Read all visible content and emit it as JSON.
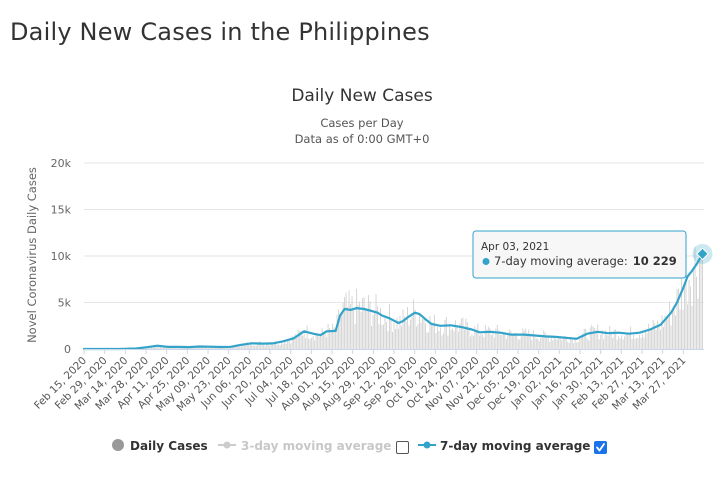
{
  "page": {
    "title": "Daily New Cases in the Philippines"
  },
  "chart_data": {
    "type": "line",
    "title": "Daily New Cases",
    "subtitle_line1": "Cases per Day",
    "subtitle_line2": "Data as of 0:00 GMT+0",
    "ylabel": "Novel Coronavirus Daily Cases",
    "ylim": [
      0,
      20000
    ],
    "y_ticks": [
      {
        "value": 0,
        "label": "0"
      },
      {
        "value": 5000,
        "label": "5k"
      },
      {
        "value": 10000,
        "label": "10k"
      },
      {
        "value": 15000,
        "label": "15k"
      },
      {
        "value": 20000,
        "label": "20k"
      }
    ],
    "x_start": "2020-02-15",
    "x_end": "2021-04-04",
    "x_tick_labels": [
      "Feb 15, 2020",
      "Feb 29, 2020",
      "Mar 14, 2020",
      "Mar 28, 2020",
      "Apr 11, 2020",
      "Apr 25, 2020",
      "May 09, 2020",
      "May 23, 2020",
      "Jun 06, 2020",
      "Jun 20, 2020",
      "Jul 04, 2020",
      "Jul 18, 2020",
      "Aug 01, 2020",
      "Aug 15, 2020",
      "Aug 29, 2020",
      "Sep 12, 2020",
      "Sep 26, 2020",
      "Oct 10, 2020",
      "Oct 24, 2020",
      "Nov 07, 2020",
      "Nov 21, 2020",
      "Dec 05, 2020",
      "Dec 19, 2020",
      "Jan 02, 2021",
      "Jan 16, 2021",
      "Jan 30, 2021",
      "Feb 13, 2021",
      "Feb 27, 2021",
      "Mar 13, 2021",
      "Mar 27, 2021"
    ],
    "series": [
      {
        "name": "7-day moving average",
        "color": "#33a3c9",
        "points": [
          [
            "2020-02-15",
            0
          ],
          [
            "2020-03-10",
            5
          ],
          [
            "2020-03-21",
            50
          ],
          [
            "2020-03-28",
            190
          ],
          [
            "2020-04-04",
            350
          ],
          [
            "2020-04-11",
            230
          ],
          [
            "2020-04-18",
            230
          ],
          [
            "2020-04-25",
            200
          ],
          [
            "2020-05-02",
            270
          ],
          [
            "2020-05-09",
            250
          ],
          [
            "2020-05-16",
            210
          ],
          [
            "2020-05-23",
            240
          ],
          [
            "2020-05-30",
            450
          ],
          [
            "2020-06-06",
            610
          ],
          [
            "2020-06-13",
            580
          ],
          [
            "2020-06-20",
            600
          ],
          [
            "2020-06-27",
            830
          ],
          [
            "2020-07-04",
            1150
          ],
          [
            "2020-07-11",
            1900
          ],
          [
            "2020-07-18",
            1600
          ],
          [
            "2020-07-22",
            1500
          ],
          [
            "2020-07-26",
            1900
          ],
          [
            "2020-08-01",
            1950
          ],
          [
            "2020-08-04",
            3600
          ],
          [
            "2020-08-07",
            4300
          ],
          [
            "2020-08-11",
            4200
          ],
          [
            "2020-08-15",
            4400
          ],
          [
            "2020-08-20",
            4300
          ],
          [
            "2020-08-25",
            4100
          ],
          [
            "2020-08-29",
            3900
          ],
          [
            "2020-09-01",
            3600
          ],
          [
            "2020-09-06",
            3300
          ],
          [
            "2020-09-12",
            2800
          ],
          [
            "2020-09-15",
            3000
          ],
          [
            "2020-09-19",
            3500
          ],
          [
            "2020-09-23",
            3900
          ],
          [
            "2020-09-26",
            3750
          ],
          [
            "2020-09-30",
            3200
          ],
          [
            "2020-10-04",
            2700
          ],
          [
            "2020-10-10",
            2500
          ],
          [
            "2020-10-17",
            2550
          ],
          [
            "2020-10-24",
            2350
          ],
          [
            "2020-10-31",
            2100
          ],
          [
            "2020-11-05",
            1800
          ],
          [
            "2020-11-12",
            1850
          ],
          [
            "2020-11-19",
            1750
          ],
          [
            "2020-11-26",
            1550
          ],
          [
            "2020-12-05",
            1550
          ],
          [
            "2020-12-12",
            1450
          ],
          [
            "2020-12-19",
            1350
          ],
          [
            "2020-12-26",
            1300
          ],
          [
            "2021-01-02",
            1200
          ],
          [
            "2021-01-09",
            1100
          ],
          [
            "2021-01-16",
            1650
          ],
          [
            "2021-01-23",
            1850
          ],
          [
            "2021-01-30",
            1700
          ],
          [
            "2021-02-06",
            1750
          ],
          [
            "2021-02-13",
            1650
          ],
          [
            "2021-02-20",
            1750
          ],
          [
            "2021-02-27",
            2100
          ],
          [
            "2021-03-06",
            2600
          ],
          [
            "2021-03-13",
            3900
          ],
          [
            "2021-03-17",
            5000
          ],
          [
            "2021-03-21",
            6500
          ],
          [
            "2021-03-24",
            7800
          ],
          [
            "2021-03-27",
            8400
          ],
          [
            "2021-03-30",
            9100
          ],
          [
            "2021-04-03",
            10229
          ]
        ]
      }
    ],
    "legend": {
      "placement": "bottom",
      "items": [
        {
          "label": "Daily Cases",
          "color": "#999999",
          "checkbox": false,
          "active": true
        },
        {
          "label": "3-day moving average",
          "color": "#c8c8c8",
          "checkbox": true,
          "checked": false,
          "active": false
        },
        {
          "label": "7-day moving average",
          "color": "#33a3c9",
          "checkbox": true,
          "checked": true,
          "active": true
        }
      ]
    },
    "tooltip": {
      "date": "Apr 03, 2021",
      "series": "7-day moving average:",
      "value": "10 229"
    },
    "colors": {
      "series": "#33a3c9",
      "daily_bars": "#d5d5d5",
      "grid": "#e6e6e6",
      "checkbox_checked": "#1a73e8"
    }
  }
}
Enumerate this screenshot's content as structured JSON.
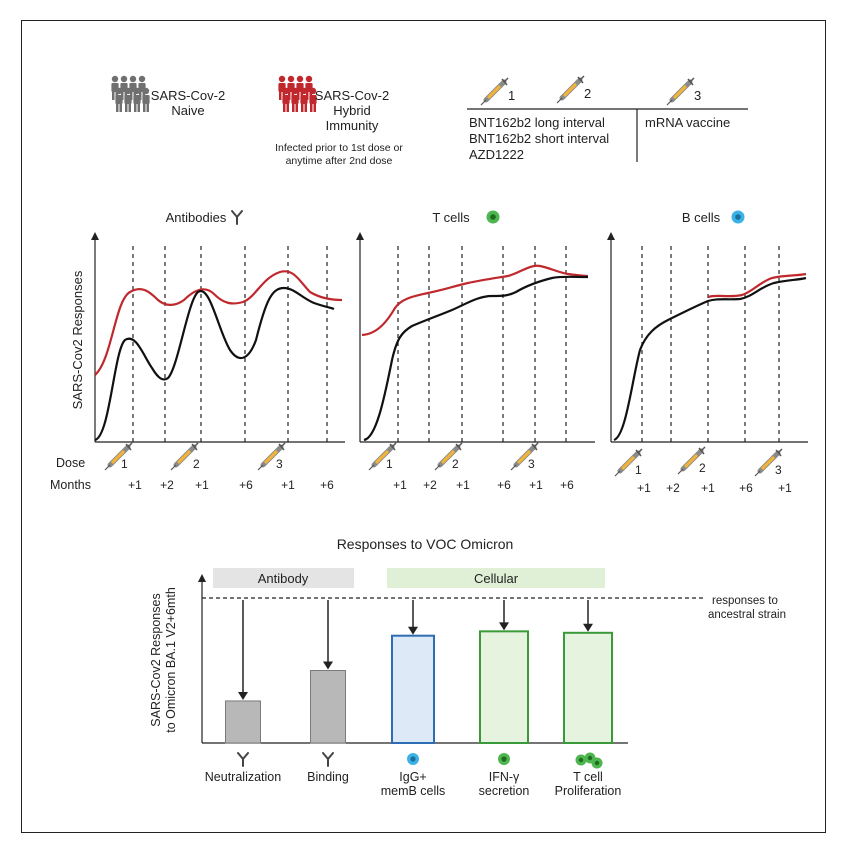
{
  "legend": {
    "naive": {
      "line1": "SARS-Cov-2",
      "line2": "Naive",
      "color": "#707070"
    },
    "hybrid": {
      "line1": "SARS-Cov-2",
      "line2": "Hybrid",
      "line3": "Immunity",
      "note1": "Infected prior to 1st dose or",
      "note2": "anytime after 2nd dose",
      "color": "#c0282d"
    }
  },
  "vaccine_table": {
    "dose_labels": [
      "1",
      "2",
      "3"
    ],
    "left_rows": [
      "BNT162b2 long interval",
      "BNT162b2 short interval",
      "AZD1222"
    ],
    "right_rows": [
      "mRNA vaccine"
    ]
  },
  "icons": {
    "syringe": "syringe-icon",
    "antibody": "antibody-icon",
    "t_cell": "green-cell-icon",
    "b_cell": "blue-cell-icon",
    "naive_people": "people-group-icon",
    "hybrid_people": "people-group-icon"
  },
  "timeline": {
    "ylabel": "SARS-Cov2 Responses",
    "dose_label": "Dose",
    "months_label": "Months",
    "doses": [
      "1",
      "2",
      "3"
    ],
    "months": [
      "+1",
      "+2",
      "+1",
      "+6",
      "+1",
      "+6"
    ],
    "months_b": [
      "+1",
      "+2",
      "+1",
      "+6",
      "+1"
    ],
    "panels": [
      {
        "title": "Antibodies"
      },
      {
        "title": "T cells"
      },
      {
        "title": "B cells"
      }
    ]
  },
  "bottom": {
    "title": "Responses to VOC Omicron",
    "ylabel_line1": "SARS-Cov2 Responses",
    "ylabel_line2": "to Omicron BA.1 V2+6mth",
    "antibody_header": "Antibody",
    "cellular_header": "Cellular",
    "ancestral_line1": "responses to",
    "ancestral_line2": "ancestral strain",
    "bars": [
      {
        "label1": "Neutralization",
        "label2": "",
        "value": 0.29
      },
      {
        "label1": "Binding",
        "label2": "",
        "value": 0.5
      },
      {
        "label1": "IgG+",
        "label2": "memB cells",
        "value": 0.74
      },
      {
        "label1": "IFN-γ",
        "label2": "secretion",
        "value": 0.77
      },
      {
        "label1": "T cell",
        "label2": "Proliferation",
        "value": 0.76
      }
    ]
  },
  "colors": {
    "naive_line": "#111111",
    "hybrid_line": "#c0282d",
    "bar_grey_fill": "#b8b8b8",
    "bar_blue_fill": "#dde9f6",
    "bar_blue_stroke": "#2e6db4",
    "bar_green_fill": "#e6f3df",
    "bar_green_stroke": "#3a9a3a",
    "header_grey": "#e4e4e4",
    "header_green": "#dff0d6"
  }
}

## ASSIGNMENT
Check each line of the listing above for the string "average", and report how many lines contain it, as a number alone.

## SOLUTION TO THIS PROBLEM
4